GOAL OF THE EXERCISE:
Would you restate all the data that follows, word for word?

Data records:
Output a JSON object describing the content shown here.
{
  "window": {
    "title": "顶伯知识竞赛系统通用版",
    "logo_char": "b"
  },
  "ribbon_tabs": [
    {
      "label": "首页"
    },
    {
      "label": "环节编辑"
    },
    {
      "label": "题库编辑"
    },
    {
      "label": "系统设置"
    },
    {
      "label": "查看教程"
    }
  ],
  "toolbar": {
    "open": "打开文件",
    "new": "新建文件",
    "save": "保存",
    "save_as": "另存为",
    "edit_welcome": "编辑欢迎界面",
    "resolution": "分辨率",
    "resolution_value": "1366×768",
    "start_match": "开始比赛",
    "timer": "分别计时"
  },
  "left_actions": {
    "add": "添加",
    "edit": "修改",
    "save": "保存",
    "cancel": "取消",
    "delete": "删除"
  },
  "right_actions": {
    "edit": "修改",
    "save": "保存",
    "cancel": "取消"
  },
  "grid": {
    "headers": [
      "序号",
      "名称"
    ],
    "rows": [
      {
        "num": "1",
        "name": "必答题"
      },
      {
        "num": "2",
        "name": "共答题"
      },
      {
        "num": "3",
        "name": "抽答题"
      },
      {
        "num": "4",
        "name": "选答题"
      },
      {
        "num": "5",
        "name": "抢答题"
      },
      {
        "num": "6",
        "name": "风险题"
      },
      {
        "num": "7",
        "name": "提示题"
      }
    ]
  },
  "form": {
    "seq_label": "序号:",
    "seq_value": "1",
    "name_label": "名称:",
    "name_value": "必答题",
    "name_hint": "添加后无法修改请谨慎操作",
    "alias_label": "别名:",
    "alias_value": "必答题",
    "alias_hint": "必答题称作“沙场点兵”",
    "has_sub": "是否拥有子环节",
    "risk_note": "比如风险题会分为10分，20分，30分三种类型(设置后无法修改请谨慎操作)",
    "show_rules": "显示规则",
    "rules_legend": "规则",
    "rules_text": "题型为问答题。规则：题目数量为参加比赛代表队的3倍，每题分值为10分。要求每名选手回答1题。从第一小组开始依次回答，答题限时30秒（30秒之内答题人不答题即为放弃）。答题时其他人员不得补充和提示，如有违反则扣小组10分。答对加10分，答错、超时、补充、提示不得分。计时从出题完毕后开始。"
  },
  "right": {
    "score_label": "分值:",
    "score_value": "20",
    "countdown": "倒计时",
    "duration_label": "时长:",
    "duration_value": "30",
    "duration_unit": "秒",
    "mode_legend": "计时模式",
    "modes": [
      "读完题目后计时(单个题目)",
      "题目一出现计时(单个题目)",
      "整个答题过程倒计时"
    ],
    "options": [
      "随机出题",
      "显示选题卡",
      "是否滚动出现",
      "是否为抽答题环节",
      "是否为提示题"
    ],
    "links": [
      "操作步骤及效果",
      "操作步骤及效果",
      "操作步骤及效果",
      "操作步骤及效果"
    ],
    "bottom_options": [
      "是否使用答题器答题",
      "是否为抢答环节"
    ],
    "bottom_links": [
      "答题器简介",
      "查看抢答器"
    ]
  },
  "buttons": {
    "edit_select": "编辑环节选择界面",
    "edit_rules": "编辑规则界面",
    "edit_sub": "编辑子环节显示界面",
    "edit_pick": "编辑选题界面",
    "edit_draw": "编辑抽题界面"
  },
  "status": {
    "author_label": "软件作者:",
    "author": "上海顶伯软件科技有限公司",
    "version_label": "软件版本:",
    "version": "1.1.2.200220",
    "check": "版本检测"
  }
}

RESPONSE TO THIS TASK:
Output a JSON object describing the content shown here.
{
  "window": {
    "title": "顶伯知识竞赛系统通用版",
    "logo_char": "b"
  },
  "ribbon_tabs": [
    {
      "label": "首页"
    },
    {
      "label": "环节编辑"
    },
    {
      "label": "题库编辑"
    },
    {
      "label": "系统设置"
    },
    {
      "label": "查看教程"
    }
  ],
  "toolbar": {
    "open": "打开文件",
    "new": "新建文件",
    "save": "保存",
    "save_as": "另存为",
    "edit_welcome": "编辑欢迎界面",
    "resolution": "分辨率",
    "resolution_value": "1366×768",
    "start_match": "开始比赛",
    "timer": "分别计时"
  },
  "left_actions": {
    "add": "添加",
    "edit": "修改",
    "save": "保存",
    "cancel": "取消",
    "delete": "删除"
  },
  "right_actions": {
    "edit": "修改",
    "save": "保存",
    "cancel": "取消"
  },
  "grid": {
    "headers": [
      "序号",
      "名称"
    ],
    "rows": [
      {
        "num": "1",
        "name": "必答题"
      },
      {
        "num": "2",
        "name": "共答题"
      },
      {
        "num": "3",
        "name": "抽答题"
      },
      {
        "num": "4",
        "name": "选答题"
      },
      {
        "num": "5",
        "name": "抢答题"
      },
      {
        "num": "6",
        "name": "风险题"
      },
      {
        "num": "7",
        "name": "提示题"
      }
    ]
  },
  "form": {
    "seq_label": "序号:",
    "seq_value": "1",
    "name_label": "名称:",
    "name_value": "必答题",
    "name_hint": "添加后无法修改请谨慎操作",
    "alias_label": "别名:",
    "alias_value": "必答题",
    "alias_hint": "必答题称作“沙场点兵”",
    "has_sub": "是否拥有子环节",
    "risk_note": "比如风险题会分为10分，20分，30分三种类型(设置后无法修改请谨慎操作)",
    "show_rules": "显示规则",
    "rules_legend": "规则",
    "rules_text": "题型为问答题。规则：题目数量为参加比赛代表队的3倍，每题分值为10分。要求每名选手回答1题。从第一小组开始依次回答，答题限时30秒（30秒之内答题人不答题即为放弃）。答题时其他人员不得补充和提示，如有违反则扣小组10分。答对加10分，答错、超时、补充、提示不得分。计时从出题完毕后开始。"
  },
  "right": {
    "score_label": "分值:",
    "score_value": "20",
    "countdown": "倒计时",
    "duration_label": "时长:",
    "duration_value": "30",
    "duration_unit": "秒",
    "mode_legend": "计时模式",
    "modes": [
      "读完题目后计时(单个题目)",
      "题目一出现计时(单个题目)",
      "整个答题过程倒计时"
    ],
    "options": [
      "随机出题",
      "显示选题卡",
      "是否滚动出现",
      "是否为抽答题环节",
      "是否为提示题"
    ],
    "links": [
      "操作步骤及效果",
      "操作步骤及效果",
      "操作步骤及效果",
      "操作步骤及效果"
    ],
    "bottom_options": [
      "是否使用答题器答题",
      "是否为抢答环节"
    ],
    "bottom_links": [
      "答题器简介",
      "查看抢答器"
    ]
  },
  "buttons": {
    "edit_select": "编辑环节选择界面",
    "edit_rules": "编辑规则界面",
    "edit_sub": "编辑子环节显示界面",
    "edit_pick": "编辑选题界面",
    "edit_draw": "编辑抽题界面"
  },
  "status": {
    "author_label": "软件作者:",
    "author": "上海顶伯软件科技有限公司",
    "version_label": "软件版本:",
    "version": "1.1.2.200220",
    "check": "版本检测"
  }
}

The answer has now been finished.